=== DATA PROVIDED ===

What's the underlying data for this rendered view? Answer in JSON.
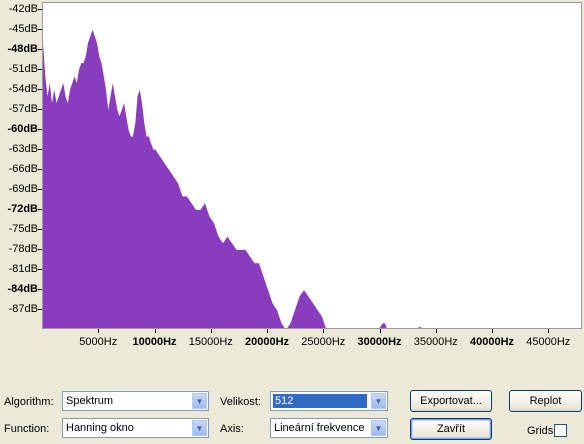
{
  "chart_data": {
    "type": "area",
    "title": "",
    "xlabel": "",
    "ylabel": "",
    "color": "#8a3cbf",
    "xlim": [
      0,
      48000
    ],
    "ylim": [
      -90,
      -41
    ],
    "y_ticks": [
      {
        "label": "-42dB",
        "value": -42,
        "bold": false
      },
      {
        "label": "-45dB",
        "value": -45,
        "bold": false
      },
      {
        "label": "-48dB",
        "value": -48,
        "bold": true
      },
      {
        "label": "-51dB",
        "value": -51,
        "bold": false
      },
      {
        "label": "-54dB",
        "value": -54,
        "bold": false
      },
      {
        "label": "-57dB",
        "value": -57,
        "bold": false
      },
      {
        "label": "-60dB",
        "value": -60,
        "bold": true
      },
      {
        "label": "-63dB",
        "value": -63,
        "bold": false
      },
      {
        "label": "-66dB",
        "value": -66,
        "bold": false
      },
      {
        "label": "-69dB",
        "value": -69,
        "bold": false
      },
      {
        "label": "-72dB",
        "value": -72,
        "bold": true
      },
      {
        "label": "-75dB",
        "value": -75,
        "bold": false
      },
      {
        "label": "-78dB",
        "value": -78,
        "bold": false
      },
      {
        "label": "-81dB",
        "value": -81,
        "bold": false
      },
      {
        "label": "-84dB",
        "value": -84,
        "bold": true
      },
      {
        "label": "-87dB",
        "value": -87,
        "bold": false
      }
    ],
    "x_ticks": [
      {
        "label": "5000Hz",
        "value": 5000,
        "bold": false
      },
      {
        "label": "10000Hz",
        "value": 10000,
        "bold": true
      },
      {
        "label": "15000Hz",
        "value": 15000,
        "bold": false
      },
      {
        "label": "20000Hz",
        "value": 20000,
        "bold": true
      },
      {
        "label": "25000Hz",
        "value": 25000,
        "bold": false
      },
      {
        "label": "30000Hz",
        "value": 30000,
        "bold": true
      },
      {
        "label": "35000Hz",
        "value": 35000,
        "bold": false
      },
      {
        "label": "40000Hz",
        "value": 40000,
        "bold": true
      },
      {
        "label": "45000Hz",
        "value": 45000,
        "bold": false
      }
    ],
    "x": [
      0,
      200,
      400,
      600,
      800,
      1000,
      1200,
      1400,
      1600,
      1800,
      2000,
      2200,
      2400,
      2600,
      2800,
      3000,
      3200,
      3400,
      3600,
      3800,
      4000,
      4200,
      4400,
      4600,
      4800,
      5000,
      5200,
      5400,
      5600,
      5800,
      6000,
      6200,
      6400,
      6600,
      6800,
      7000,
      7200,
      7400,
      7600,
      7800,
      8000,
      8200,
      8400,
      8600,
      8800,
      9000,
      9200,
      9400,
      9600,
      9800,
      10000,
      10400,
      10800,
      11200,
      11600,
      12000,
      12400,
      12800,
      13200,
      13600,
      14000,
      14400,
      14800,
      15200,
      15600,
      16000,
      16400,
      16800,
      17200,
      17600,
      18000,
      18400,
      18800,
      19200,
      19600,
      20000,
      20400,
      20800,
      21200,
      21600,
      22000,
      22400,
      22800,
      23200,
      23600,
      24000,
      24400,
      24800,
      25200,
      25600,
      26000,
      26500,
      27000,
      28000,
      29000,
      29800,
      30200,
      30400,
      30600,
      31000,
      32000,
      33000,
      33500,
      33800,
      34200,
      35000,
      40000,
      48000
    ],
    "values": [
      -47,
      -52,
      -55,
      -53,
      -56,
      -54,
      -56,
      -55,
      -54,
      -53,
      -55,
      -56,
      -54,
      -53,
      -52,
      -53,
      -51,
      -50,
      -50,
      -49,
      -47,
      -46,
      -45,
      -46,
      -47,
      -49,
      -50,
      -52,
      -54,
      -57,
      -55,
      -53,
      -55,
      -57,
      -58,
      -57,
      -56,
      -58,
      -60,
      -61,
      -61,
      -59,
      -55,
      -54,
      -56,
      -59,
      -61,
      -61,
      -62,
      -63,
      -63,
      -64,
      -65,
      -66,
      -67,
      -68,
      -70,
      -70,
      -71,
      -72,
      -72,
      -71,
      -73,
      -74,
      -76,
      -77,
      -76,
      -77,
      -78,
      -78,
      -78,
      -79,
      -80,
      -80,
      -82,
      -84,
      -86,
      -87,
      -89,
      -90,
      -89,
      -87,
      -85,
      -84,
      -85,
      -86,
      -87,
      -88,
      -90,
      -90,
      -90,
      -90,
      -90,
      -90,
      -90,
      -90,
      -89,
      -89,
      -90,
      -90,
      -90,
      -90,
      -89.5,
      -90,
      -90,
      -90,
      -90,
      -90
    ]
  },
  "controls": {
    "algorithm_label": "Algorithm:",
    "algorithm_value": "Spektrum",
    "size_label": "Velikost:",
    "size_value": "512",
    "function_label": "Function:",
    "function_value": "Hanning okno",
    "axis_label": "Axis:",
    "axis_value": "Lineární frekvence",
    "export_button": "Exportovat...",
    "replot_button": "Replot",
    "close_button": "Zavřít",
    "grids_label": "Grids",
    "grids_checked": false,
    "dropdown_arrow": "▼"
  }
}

===

TASK BRIEF:
Quote every record above exactly, leaving out any pictures.

FINAL RESULT:
What's the underlying data for this rendered view? Answer in JSON.
{
  "chart_data": {
    "type": "area",
    "title": "",
    "xlabel": "",
    "ylabel": "",
    "color": "#8a3cbf",
    "xlim": [
      0,
      48000
    ],
    "ylim": [
      -90,
      -41
    ],
    "y_ticks": [
      {
        "label": "-42dB",
        "value": -42,
        "bold": false
      },
      {
        "label": "-45dB",
        "value": -45,
        "bold": false
      },
      {
        "label": "-48dB",
        "value": -48,
        "bold": true
      },
      {
        "label": "-51dB",
        "value": -51,
        "bold": false
      },
      {
        "label": "-54dB",
        "value": -54,
        "bold": false
      },
      {
        "label": "-57dB",
        "value": -57,
        "bold": false
      },
      {
        "label": "-60dB",
        "value": -60,
        "bold": true
      },
      {
        "label": "-63dB",
        "value": -63,
        "bold": false
      },
      {
        "label": "-66dB",
        "value": -66,
        "bold": false
      },
      {
        "label": "-69dB",
        "value": -69,
        "bold": false
      },
      {
        "label": "-72dB",
        "value": -72,
        "bold": true
      },
      {
        "label": "-75dB",
        "value": -75,
        "bold": false
      },
      {
        "label": "-78dB",
        "value": -78,
        "bold": false
      },
      {
        "label": "-81dB",
        "value": -81,
        "bold": false
      },
      {
        "label": "-84dB",
        "value": -84,
        "bold": true
      },
      {
        "label": "-87dB",
        "value": -87,
        "bold": false
      }
    ],
    "x_ticks": [
      {
        "label": "5000Hz",
        "value": 5000,
        "bold": false
      },
      {
        "label": "10000Hz",
        "value": 10000,
        "bold": true
      },
      {
        "label": "15000Hz",
        "value": 15000,
        "bold": false
      },
      {
        "label": "20000Hz",
        "value": 20000,
        "bold": true
      },
      {
        "label": "25000Hz",
        "value": 25000,
        "bold": false
      },
      {
        "label": "30000Hz",
        "value": 30000,
        "bold": true
      },
      {
        "label": "35000Hz",
        "value": 35000,
        "bold": false
      },
      {
        "label": "40000Hz",
        "value": 40000,
        "bold": true
      },
      {
        "label": "45000Hz",
        "value": 45000,
        "bold": false
      }
    ],
    "x": [
      0,
      200,
      400,
      600,
      800,
      1000,
      1200,
      1400,
      1600,
      1800,
      2000,
      2200,
      2400,
      2600,
      2800,
      3000,
      3200,
      3400,
      3600,
      3800,
      4000,
      4200,
      4400,
      4600,
      4800,
      5000,
      5200,
      5400,
      5600,
      5800,
      6000,
      6200,
      6400,
      6600,
      6800,
      7000,
      7200,
      7400,
      7600,
      7800,
      8000,
      8200,
      8400,
      8600,
      8800,
      9000,
      9200,
      9400,
      9600,
      9800,
      10000,
      10400,
      10800,
      11200,
      11600,
      12000,
      12400,
      12800,
      13200,
      13600,
      14000,
      14400,
      14800,
      15200,
      15600,
      16000,
      16400,
      16800,
      17200,
      17600,
      18000,
      18400,
      18800,
      19200,
      19600,
      20000,
      20400,
      20800,
      21200,
      21600,
      22000,
      22400,
      22800,
      23200,
      23600,
      24000,
      24400,
      24800,
      25200,
      25600,
      26000,
      26500,
      27000,
      28000,
      29000,
      29800,
      30200,
      30400,
      30600,
      31000,
      32000,
      33000,
      33500,
      33800,
      34200,
      35000,
      40000,
      48000
    ],
    "values": [
      -47,
      -52,
      -55,
      -53,
      -56,
      -54,
      -56,
      -55,
      -54,
      -53,
      -55,
      -56,
      -54,
      -53,
      -52,
      -53,
      -51,
      -50,
      -50,
      -49,
      -47,
      -46,
      -45,
      -46,
      -47,
      -49,
      -50,
      -52,
      -54,
      -57,
      -55,
      -53,
      -55,
      -57,
      -58,
      -57,
      -56,
      -58,
      -60,
      -61,
      -61,
      -59,
      -55,
      -54,
      -56,
      -59,
      -61,
      -61,
      -62,
      -63,
      -63,
      -64,
      -65,
      -66,
      -67,
      -68,
      -70,
      -70,
      -71,
      -72,
      -72,
      -71,
      -73,
      -74,
      -76,
      -77,
      -76,
      -77,
      -78,
      -78,
      -78,
      -79,
      -80,
      -80,
      -82,
      -84,
      -86,
      -87,
      -89,
      -90,
      -89,
      -87,
      -85,
      -84,
      -85,
      -86,
      -87,
      -88,
      -90,
      -90,
      -90,
      -90,
      -90,
      -90,
      -90,
      -90,
      -89,
      -89,
      -90,
      -90,
      -90,
      -90,
      -89.5,
      -90,
      -90,
      -90,
      -90,
      -90
    ]
  },
  "controls": {
    "algorithm_label": "Algorithm:",
    "algorithm_value": "Spektrum",
    "size_label": "Velikost:",
    "size_value": "512",
    "function_label": "Function:",
    "function_value": "Hanning okno",
    "axis_label": "Axis:",
    "axis_value": "Lineární frekvence",
    "export_button": "Exportovat...",
    "replot_button": "Replot",
    "close_button": "Zavřít",
    "grids_label": "Grids",
    "grids_checked": false,
    "dropdown_arrow": "▼"
  }
}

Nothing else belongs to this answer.